[Stored data]
%%
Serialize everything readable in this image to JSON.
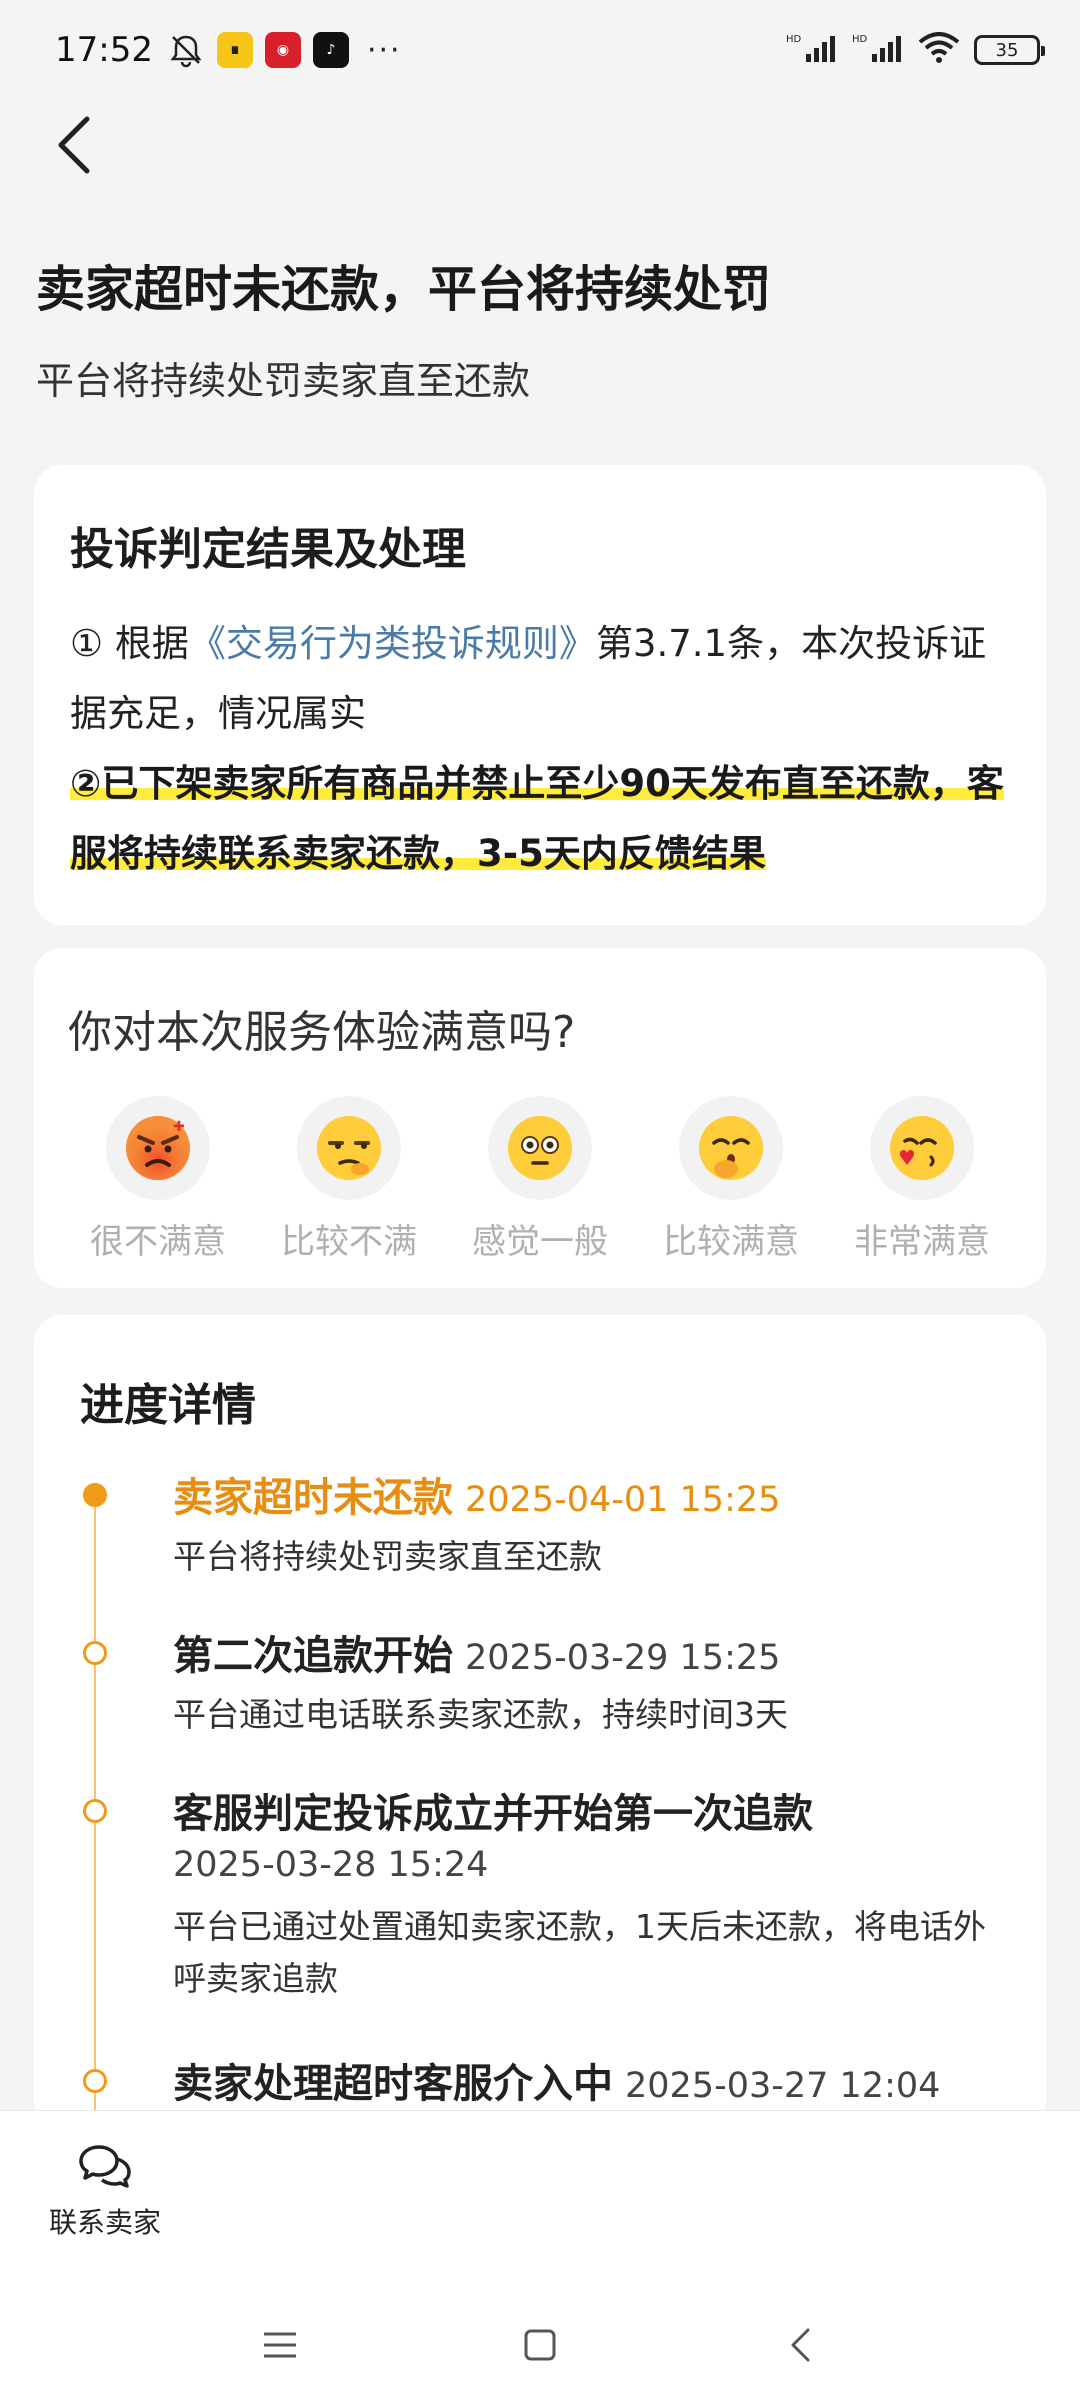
{
  "status_bar": {
    "time": "17:52",
    "apps": [
      "bell-off",
      "app-yellow",
      "app-red",
      "tiktok"
    ],
    "more": "···",
    "battery": "35"
  },
  "header": {
    "title": "卖家超时未还款，平台将持续处罚",
    "subtitle": "平台将持续处罚卖家直至还款"
  },
  "result_card": {
    "title": "投诉判定结果及处理",
    "line1_prefix": "① 根据",
    "line1_link": "《交易行为类投诉规则》",
    "line1_suffix": "第3.7.1条，本次投诉证据充足，情况属实",
    "line2": "②已下架卖家所有商品并禁止至少90天发布直至还款，客服将持续联系卖家还款，3-5天内反馈结果"
  },
  "survey": {
    "question": "你对本次服务体验满意吗?",
    "options": [
      {
        "label": "很不满意",
        "icon": "angry-face-icon"
      },
      {
        "label": "比较不满",
        "icon": "unamused-face-icon"
      },
      {
        "label": "感觉一般",
        "icon": "neutral-face-icon"
      },
      {
        "label": "比较满意",
        "icon": "shy-face-icon"
      },
      {
        "label": "非常满意",
        "icon": "kissing-face-icon"
      }
    ]
  },
  "progress": {
    "title": "进度详情",
    "steps": [
      {
        "title": "卖家超时未还款",
        "time": "2025-04-01 15:25",
        "desc": "平台将持续处罚卖家直至还款"
      },
      {
        "title": "第二次追款开始",
        "time": "2025-03-29 15:25",
        "desc": "平台通过电话联系卖家还款，持续时间3天"
      },
      {
        "title": "客服判定投诉成立并开始第一次追款",
        "time": "2025-03-28 15:24",
        "desc": "平台已通过处置通知卖家还款，1天后未还款，将电话外呼卖家追款"
      },
      {
        "title": "卖家处理超时客服介入中",
        "time": "2025-03-27 12:04",
        "desc": ""
      }
    ]
  },
  "bottom": {
    "contact_label": "联系卖家"
  },
  "colors": {
    "accent": "#e98d11",
    "highlight": "#ffec3d",
    "link": "#4a7aa8"
  }
}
%%
REQUEST |
Go through the material above and print all of it exactly, except the pictures.

EXPECTED ANSWER |
Serialize everything readable in this image to JSON.
{
  "status_bar": {
    "time": "17:52",
    "apps": [
      "bell-off",
      "app-yellow",
      "app-red",
      "tiktok"
    ],
    "more": "···",
    "battery": "35"
  },
  "header": {
    "title": "卖家超时未还款，平台将持续处罚",
    "subtitle": "平台将持续处罚卖家直至还款"
  },
  "result_card": {
    "title": "投诉判定结果及处理",
    "line1_prefix": "① 根据",
    "line1_link": "《交易行为类投诉规则》",
    "line1_suffix": "第3.7.1条，本次投诉证据充足，情况属实",
    "line2": "②已下架卖家所有商品并禁止至少90天发布直至还款，客服将持续联系卖家还款，3-5天内反馈结果"
  },
  "survey": {
    "question": "你对本次服务体验满意吗?",
    "options": [
      {
        "label": "很不满意",
        "icon": "angry-face-icon"
      },
      {
        "label": "比较不满",
        "icon": "unamused-face-icon"
      },
      {
        "label": "感觉一般",
        "icon": "neutral-face-icon"
      },
      {
        "label": "比较满意",
        "icon": "shy-face-icon"
      },
      {
        "label": "非常满意",
        "icon": "kissing-face-icon"
      }
    ]
  },
  "progress": {
    "title": "进度详情",
    "steps": [
      {
        "title": "卖家超时未还款",
        "time": "2025-04-01 15:25",
        "desc": "平台将持续处罚卖家直至还款"
      },
      {
        "title": "第二次追款开始",
        "time": "2025-03-29 15:25",
        "desc": "平台通过电话联系卖家还款，持续时间3天"
      },
      {
        "title": "客服判定投诉成立并开始第一次追款",
        "time": "2025-03-28 15:24",
        "desc": "平台已通过处置通知卖家还款，1天后未还款，将电话外呼卖家追款"
      },
      {
        "title": "卖家处理超时客服介入中",
        "time": "2025-03-27 12:04",
        "desc": ""
      }
    ]
  },
  "bottom": {
    "contact_label": "联系卖家"
  },
  "colors": {
    "accent": "#e98d11",
    "highlight": "#ffec3d",
    "link": "#4a7aa8"
  }
}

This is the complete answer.